### Exercise task
Check every line of the entries for "России", and copy the lines that hold it.
** START OF Data provided **
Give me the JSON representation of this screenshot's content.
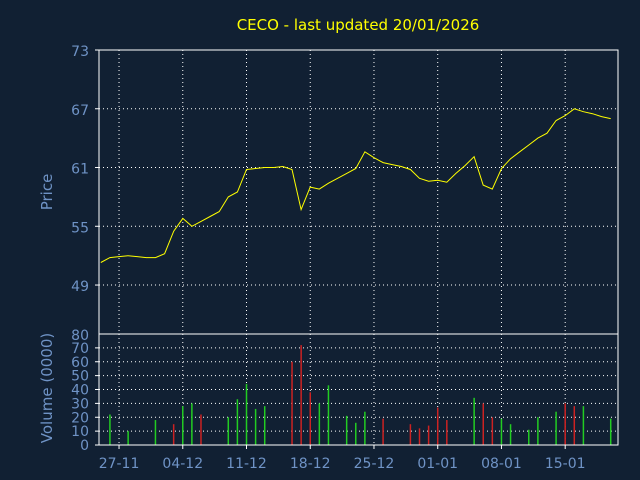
{
  "chart_data": {
    "title": "CECO - last updated 20/01/2026",
    "colors": {
      "background": "#112033",
      "price_line": "#ffff00",
      "grid": "#ffffff",
      "axis_text": "#6f93c6",
      "up_volume": "#22cc22",
      "down_volume": "#cc2222"
    },
    "price_panel": {
      "type": "line",
      "ylabel": "Price",
      "ylim": [
        44,
        73
      ],
      "yticks": [
        "73",
        "67",
        "61",
        "55",
        "49"
      ],
      "ytick_values": [
        73,
        67,
        61,
        55,
        49
      ],
      "x": [
        0,
        1,
        2,
        3,
        4,
        5,
        6,
        7,
        8,
        9,
        10,
        11,
        12,
        13,
        14,
        15,
        16,
        17,
        18,
        19,
        20,
        21,
        22,
        23,
        24,
        25,
        26,
        27,
        28,
        29,
        30,
        31,
        32,
        33,
        34,
        35,
        36,
        37,
        38,
        39,
        40,
        41,
        42,
        43,
        44,
        45,
        46,
        47,
        48,
        49,
        50,
        51,
        52,
        53,
        54,
        55,
        56
      ],
      "values": [
        51.3,
        51.8,
        51.9,
        52.0,
        51.9,
        51.8,
        51.8,
        52.2,
        54.5,
        55.8,
        55.0,
        55.5,
        56.0,
        56.5,
        58.0,
        58.5,
        60.8,
        60.9,
        61.0,
        61.0,
        61.1,
        60.8,
        56.7,
        59.0,
        58.8,
        59.4,
        59.9,
        60.4,
        60.9,
        62.6,
        62.0,
        61.5,
        61.3,
        61.1,
        60.8,
        59.9,
        59.6,
        59.7,
        59.5,
        60.4,
        61.2,
        62.1,
        59.2,
        58.8,
        60.9,
        61.9,
        62.6,
        63.3,
        64.0,
        64.5,
        65.8,
        66.3,
        67.0,
        66.7,
        66.5,
        66.2,
        66.0
      ]
    },
    "volume_panel": {
      "type": "bar",
      "ylabel": "Volume (0000)",
      "ylim": [
        0,
        80
      ],
      "ytop_label": "80",
      "yticks": [
        "70",
        "60",
        "50",
        "40",
        "30",
        "20",
        "10",
        "0"
      ],
      "ytick_values": [
        70,
        60,
        50,
        40,
        30,
        20,
        10,
        0
      ],
      "x": [
        1,
        3,
        6,
        8,
        9,
        10,
        11,
        14,
        15,
        16,
        17,
        18,
        21,
        22,
        23,
        24,
        25,
        27,
        28,
        29,
        31,
        34,
        35,
        36,
        37,
        38,
        41,
        42,
        43,
        44,
        45,
        47,
        48,
        50,
        51,
        52,
        53,
        56
      ],
      "values": [
        22,
        10,
        18,
        15,
        28,
        30,
        22,
        20,
        33,
        44,
        26,
        28,
        60,
        72,
        38,
        30,
        43,
        21,
        16,
        24,
        19,
        15,
        12,
        14,
        27,
        18,
        34,
        30,
        20,
        19,
        15,
        11,
        20,
        24,
        30,
        28,
        28,
        19
      ],
      "direction": [
        "up",
        "up",
        "up",
        "down",
        "up",
        "up",
        "down",
        "up",
        "up",
        "up",
        "up",
        "up",
        "down",
        "down",
        "down",
        "up",
        "up",
        "up",
        "up",
        "up",
        "down",
        "down",
        "down",
        "down",
        "down",
        "down",
        "up",
        "down",
        "down",
        "up",
        "up",
        "up",
        "up",
        "up",
        "down",
        "down",
        "up",
        "up"
      ]
    },
    "categories": [
      "27-11",
      "04-12",
      "11-12",
      "18-12",
      "25-12",
      "01-01",
      "08-01",
      "15-01"
    ],
    "category_positions": [
      2,
      9,
      16,
      23,
      30,
      37,
      44,
      51
    ],
    "x_range": [
      -0.2,
      56.8
    ],
    "grid": true
  }
}
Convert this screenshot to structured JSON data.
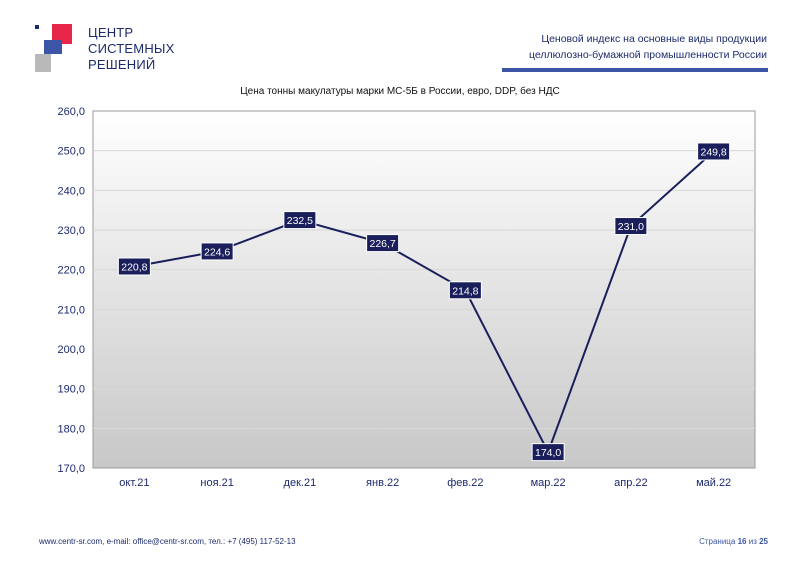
{
  "logo": {
    "lines": [
      "ЦЕНТР",
      "СИСТЕМНЫХ",
      "РЕШЕНИЙ"
    ]
  },
  "header": {
    "line1": "Ценовой индекс на основные виды продукции",
    "line2": "целлюлозно-бумажной промышленности России"
  },
  "chart_data": {
    "type": "line",
    "title": "Цена тонны макулатуры марки МС-5Б в России, евро, DDP, без НДС",
    "categories": [
      "окт.21",
      "ноя.21",
      "дек.21",
      "янв.22",
      "фев.22",
      "мар.22",
      "апр.22",
      "май.22"
    ],
    "values": [
      220.8,
      224.6,
      232.5,
      226.7,
      214.8,
      174.0,
      231.0,
      249.8
    ],
    "value_labels": [
      "220,8",
      "224,6",
      "232,5",
      "226,7",
      "214,8",
      "174,0",
      "231,0",
      "249,8"
    ],
    "ylim": [
      170,
      260
    ],
    "yticks": [
      "170,0",
      "180,0",
      "190,0",
      "200,0",
      "210,0",
      "220,0",
      "230,0",
      "240,0",
      "250,0",
      "260,0"
    ],
    "grid": true,
    "colors": {
      "line": "#1a1f5c",
      "label_bg": "#1a1f5c",
      "label_text": "#ffffff",
      "axis_text": "#1c2a6e"
    }
  },
  "footer": {
    "contacts": "www.centr-sr.com, e-mail: office@centr-sr.com, тел.: +7 (495) 117-52-13",
    "page_word": "Страница",
    "page_current": "16",
    "page_of": "из",
    "page_total": "25"
  }
}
** END OF Data provided **
### The result
    "line2": "целлюлозно-бумажной промышленности России"
    "title": "Цена тонны макулатуры марки МС-5Б в России, евро, DDP, без НДС",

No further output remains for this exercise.